DATA EXTRACT ->
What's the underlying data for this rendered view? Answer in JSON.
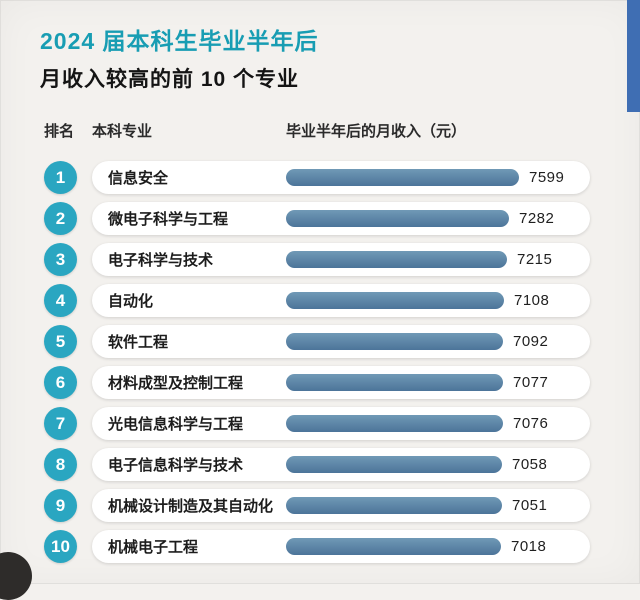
{
  "page": {
    "title_line1": "2024 届本科生毕业半年后",
    "title_line2": "月收入较高的前 10 个专业"
  },
  "table_headers": {
    "rank": "排名",
    "major": "本科专业",
    "income": "毕业半年后的月收入（元）"
  },
  "chart_data": {
    "type": "bar",
    "orientation": "horizontal",
    "title": "2024届本科生毕业半年后月收入较高的前10个专业",
    "unit": "元",
    "ranks": [
      1,
      2,
      3,
      4,
      5,
      6,
      7,
      8,
      9,
      10
    ],
    "categories": [
      "信息安全",
      "微电子科学与工程",
      "电子科学与技术",
      "自动化",
      "软件工程",
      "材料成型及控制工程",
      "光电信息科学与工程",
      "电子信息科学与技术",
      "机械设计制造及其自动化",
      "机械电子工程"
    ],
    "values": [
      7599,
      7282,
      7215,
      7108,
      7092,
      7077,
      7076,
      7058,
      7051,
      7018
    ],
    "xlim": [
      0,
      7599
    ],
    "legend": "none",
    "grid": "off"
  },
  "colors": {
    "background": "#f3f1ee",
    "title_accent": "#189db3",
    "badge": "#2aa6c1",
    "bar_start": "#7099b6",
    "bar_end": "#4c7499",
    "strip_blue": "#3f6eb3"
  }
}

SET PROBLEM -> Omit the pictures and reproduce the listing exactly.

EXERCISE RESPONSE ->
What's the underlying data for this rendered view? Answer in JSON.
{
  "page": {
    "title_line1": "2024 届本科生毕业半年后",
    "title_line2": "月收入较高的前 10 个专业"
  },
  "table_headers": {
    "rank": "排名",
    "major": "本科专业",
    "income": "毕业半年后的月收入（元）"
  },
  "chart_data": {
    "type": "bar",
    "orientation": "horizontal",
    "title": "2024届本科生毕业半年后月收入较高的前10个专业",
    "unit": "元",
    "ranks": [
      1,
      2,
      3,
      4,
      5,
      6,
      7,
      8,
      9,
      10
    ],
    "categories": [
      "信息安全",
      "微电子科学与工程",
      "电子科学与技术",
      "自动化",
      "软件工程",
      "材料成型及控制工程",
      "光电信息科学与工程",
      "电子信息科学与技术",
      "机械设计制造及其自动化",
      "机械电子工程"
    ],
    "values": [
      7599,
      7282,
      7215,
      7108,
      7092,
      7077,
      7076,
      7058,
      7051,
      7018
    ],
    "xlim": [
      0,
      7599
    ],
    "legend": "none",
    "grid": "off"
  },
  "colors": {
    "background": "#f3f1ee",
    "title_accent": "#189db3",
    "badge": "#2aa6c1",
    "bar_start": "#7099b6",
    "bar_end": "#4c7499",
    "strip_blue": "#3f6eb3"
  }
}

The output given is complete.